» **PROBLEM TO SOLVE**: Locate each line in the material below that contains the string "view" and copy those lines out in full.
[start]
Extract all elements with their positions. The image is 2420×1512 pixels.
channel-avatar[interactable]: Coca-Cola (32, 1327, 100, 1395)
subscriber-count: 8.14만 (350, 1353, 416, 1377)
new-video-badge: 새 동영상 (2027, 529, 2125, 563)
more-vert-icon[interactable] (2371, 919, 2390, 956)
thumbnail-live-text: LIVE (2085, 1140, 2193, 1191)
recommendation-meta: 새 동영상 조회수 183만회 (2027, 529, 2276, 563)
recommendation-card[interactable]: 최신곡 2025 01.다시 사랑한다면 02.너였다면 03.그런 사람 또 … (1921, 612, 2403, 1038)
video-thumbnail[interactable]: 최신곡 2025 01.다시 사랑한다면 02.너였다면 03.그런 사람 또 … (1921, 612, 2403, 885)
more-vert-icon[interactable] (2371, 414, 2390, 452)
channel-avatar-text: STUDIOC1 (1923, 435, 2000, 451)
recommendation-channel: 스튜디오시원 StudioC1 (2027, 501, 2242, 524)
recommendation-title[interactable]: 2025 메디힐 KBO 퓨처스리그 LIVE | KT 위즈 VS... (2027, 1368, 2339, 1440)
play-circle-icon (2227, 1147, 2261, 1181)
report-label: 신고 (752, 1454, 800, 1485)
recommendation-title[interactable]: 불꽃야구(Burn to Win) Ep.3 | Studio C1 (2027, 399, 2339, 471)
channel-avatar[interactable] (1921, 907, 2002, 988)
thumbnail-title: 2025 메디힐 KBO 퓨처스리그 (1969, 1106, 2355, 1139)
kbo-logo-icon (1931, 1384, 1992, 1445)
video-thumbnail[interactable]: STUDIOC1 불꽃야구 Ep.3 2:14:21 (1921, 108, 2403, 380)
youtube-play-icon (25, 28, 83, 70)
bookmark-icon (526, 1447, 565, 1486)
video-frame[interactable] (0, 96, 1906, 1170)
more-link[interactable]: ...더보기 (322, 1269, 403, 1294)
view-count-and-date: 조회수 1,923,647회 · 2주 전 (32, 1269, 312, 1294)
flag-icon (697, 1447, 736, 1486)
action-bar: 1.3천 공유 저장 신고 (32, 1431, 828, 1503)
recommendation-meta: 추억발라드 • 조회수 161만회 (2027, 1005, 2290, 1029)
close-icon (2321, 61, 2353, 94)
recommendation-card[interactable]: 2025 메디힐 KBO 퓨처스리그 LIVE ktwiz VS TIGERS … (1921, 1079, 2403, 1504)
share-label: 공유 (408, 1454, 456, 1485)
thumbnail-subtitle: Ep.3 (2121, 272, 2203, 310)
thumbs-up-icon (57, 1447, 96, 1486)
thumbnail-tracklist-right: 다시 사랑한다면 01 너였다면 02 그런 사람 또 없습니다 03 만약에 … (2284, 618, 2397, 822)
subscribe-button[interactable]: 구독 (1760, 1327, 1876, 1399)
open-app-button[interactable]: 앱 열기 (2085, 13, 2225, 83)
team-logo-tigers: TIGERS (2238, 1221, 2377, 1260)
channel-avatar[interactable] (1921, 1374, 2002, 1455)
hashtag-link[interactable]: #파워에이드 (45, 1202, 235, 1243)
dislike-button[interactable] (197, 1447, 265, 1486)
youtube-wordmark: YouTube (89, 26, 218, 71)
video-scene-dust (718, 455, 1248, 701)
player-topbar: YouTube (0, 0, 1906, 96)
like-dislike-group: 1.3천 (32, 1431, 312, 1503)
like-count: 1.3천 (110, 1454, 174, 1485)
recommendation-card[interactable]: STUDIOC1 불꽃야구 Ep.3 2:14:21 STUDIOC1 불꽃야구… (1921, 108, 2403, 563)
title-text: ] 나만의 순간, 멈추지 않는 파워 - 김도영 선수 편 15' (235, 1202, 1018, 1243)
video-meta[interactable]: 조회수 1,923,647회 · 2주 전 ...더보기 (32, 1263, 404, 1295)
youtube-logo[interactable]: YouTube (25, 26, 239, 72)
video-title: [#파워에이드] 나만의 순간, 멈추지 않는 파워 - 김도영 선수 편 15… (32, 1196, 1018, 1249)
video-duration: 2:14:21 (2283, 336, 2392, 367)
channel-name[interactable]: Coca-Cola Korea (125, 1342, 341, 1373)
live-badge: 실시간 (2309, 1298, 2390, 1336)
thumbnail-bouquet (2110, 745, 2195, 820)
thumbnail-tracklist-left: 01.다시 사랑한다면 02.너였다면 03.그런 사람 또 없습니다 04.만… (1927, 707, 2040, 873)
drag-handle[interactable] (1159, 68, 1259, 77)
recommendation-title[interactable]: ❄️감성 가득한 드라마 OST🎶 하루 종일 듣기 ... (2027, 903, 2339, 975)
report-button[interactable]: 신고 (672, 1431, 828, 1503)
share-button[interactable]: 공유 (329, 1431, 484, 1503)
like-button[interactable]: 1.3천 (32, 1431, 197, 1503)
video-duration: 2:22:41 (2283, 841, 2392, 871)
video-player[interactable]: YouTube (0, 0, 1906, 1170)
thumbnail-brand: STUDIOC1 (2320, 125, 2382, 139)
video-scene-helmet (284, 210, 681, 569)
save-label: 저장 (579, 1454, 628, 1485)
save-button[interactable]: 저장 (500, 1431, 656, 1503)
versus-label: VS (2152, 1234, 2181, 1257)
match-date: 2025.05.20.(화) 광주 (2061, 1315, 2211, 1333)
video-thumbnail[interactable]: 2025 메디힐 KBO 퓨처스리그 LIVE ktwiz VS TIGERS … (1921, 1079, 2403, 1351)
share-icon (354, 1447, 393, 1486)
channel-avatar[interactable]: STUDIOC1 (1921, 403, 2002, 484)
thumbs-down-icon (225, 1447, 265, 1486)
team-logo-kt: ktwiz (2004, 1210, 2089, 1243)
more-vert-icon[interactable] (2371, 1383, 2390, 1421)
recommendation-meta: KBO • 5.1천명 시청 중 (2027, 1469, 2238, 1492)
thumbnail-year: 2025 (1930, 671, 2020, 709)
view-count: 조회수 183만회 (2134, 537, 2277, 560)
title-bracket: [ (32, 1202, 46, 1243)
[end]
» **ANSWER TO THE EXERCISE**:
view-count-and-date: 조회수 1,923,647회 · 2주 전 (32, 1269, 312, 1294)
view-count: 조회수 183만회 (2134, 537, 2277, 560)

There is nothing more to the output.